-- BEGIN Task inputs --

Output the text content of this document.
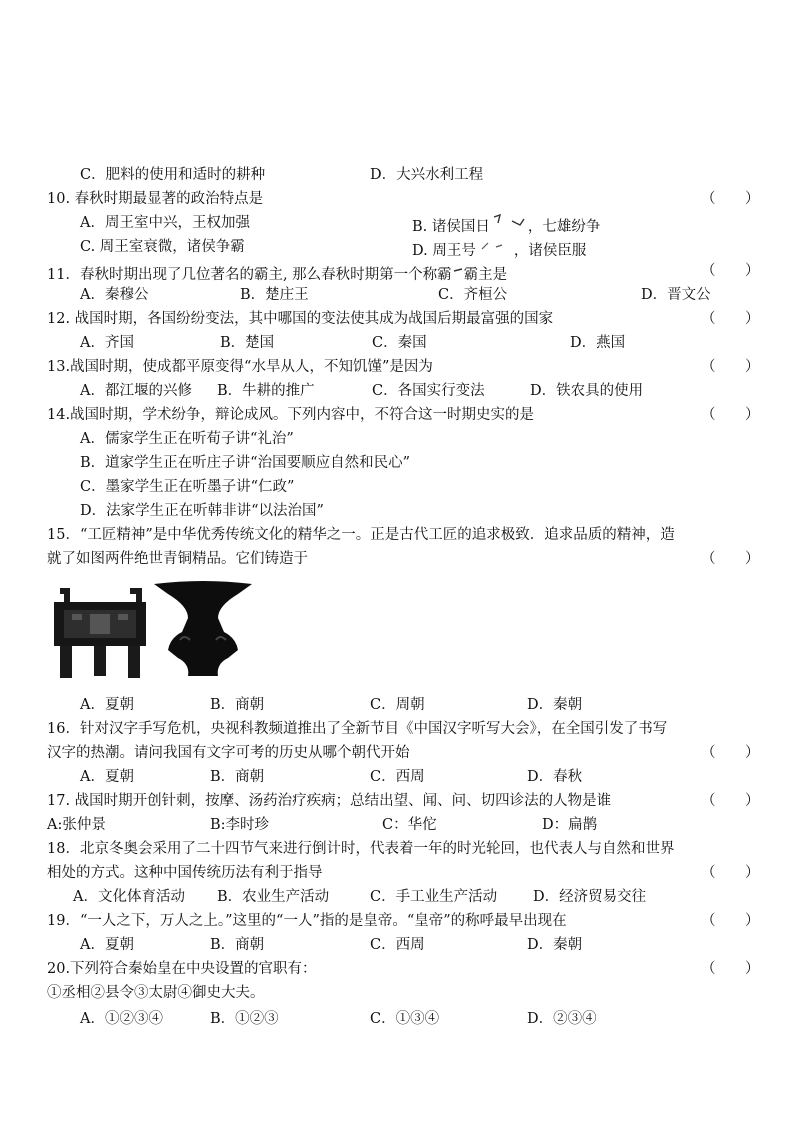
C．肥料的使用和适时的耕种	D．大兴水利工程
10. 春秋时期最显著的政治特点是	（ ）
A．周王室中兴，王权加强	B. 诸侯国日	，七雄纷争
C. 周王室衰微，诸侯争霸	D. 周王号	，诸侯臣服
11．春秋时期出现了几位著名的霸主, 那么春秋时期第一个称霸 霸主是	（ ）
A．秦穆公	B．楚庄王	C．齐桓公	D．晋文公
12. 战国时期，各国纷纷变法，其中哪国的变法使其成为战国后期最富强的国家	（ ）
A．齐国	B．楚国	C．秦国	D．燕国
13.战国时期，使成都平原变得“水旱从人，不知饥馑”是因为	（ ）
A．都江堰的兴修 B．牛耕的推广	C．各国实行变法	D．铁农具的使用
14.战国时期，学术纷争，辩论成风。下列内容中，不符合这一时期史实的是	（ ）
A．儒家学生正在听荀子讲“礼治”
B．道家学生正在听庄子讲“治国要顺应自然和民心”
C．墨家学生正在听墨子讲“仁政”
D．法家学生正在听韩非讲“以法治国”
15．“工匠精神”是中华优秀传统文化的精华之一。正是古代工匠的追求极致．追求品质的精神，造
就了如图两件绝世青铜精品。它们铸造于	（ ）
A．夏朝	B．商朝	C．周朝	D．秦朝
16．针对汉字手写危机，央视科教频道推出了全新节目《中国汉字听写大会》，在全国引发了书写
汉字的热潮。请问我国有文字可考的历史从哪个朝代开始	（ ）
A．夏朝	B．商朝	C．西周	D．春秋
17. 战国时期开创针刺，按摩、汤药治疗疾病；总结出望、闻、问、切四诊法的人物是谁	（ ）
A:张仲景	B:李时珍	C：华佗	D：扁鹊
18．北京冬奥会采用了二十四节气来进行倒计时，代表着一年的时光轮回，也代表人与自然和世界
相处的方式。这种中国传统历法有利于指导	（ ）
A．文化体育活动 B．农业生产活动	C．手工业生产活动 D．经济贸易交往
19．“一人之下，万人之上。”这里的“一人”指的是皇帝。“皇帝”的称呼最早出现在	（ ）
A．夏朝	B．商朝	C．西周	D．秦朝
20.下列符合秦始皇在中央设置的官职有：	（ ）
①丞相②县令③太尉④御史大夫。
A．①②③④	B．①②③	C．①③④	D．②③④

-- END Task inputs --

**The request:** Quote the material word for word, dropping any images it holds.

**Solution to the problem:**
Output the text content of this document.
C．肥料的使用和适时的耕种	D．大兴水利工程
10. 春秋时期最显著的政治特点是	（ ）
A．周王室中兴，王权加强	B. 诸侯国日	，七雄纷争
C. 周王室衰微，诸侯争霸	D. 周王号	，诸侯臣服
11．春秋时期出现了几位著名的霸主, 那么春秋时期第一个称霸 霸主是	（ ）
A．秦穆公	B．楚庄王	C．齐桓公	D．晋文公
12. 战国时期，各国纷纷变法，其中哪国的变法使其成为战国后期最富强的国家	（ ）
A．齐国	B．楚国	C．秦国	D．燕国
13.战国时期，使成都平原变得“水旱从人，不知饥馑”是因为	（ ）
A．都江堰的兴修 B．牛耕的推广	C．各国实行变法	D．铁农具的使用
14.战国时期，学术纷争，辩论成风。下列内容中，不符合这一时期史实的是	（ ）
A．儒家学生正在听荀子讲“礼治”
B．道家学生正在听庄子讲“治国要顺应自然和民心”
C．墨家学生正在听墨子讲“仁政”
D．法家学生正在听韩非讲“以法治国”
15．“工匠精神”是中华优秀传统文化的精华之一。正是古代工匠的追求极致．追求品质的精神，造
就了如图两件绝世青铜精品。它们铸造于	（ ）
A．夏朝	B．商朝	C．周朝	D．秦朝
16．针对汉字手写危机，央视科教频道推出了全新节目《中国汉字听写大会》，在全国引发了书写
汉字的热潮。请问我国有文字可考的历史从哪个朝代开始	（ ）
A．夏朝	B．商朝	C．西周	D．春秋
17. 战国时期开创针刺，按摩、汤药治疗疾病；总结出望、闻、问、切四诊法的人物是谁	（ ）
A:张仲景	B:李时珍	C：华佗	D：扁鹊
18．北京冬奥会采用了二十四节气来进行倒计时，代表着一年的时光轮回，也代表人与自然和世界
相处的方式。这种中国传统历法有利于指导	（ ）
A．文化体育活动 B．农业生产活动	C．手工业生产活动 D．经济贸易交往
19．“一人之下，万人之上。”这里的“一人”指的是皇帝。“皇帝”的称呼最早出现在	（ ）
A．夏朝	B．商朝	C．西周	D．秦朝
20.下列符合秦始皇在中央设置的官职有：	（ ）
①丞相②县令③太尉④御史大夫。
A．①②③④	B．①②③	C．①③④	D．②③④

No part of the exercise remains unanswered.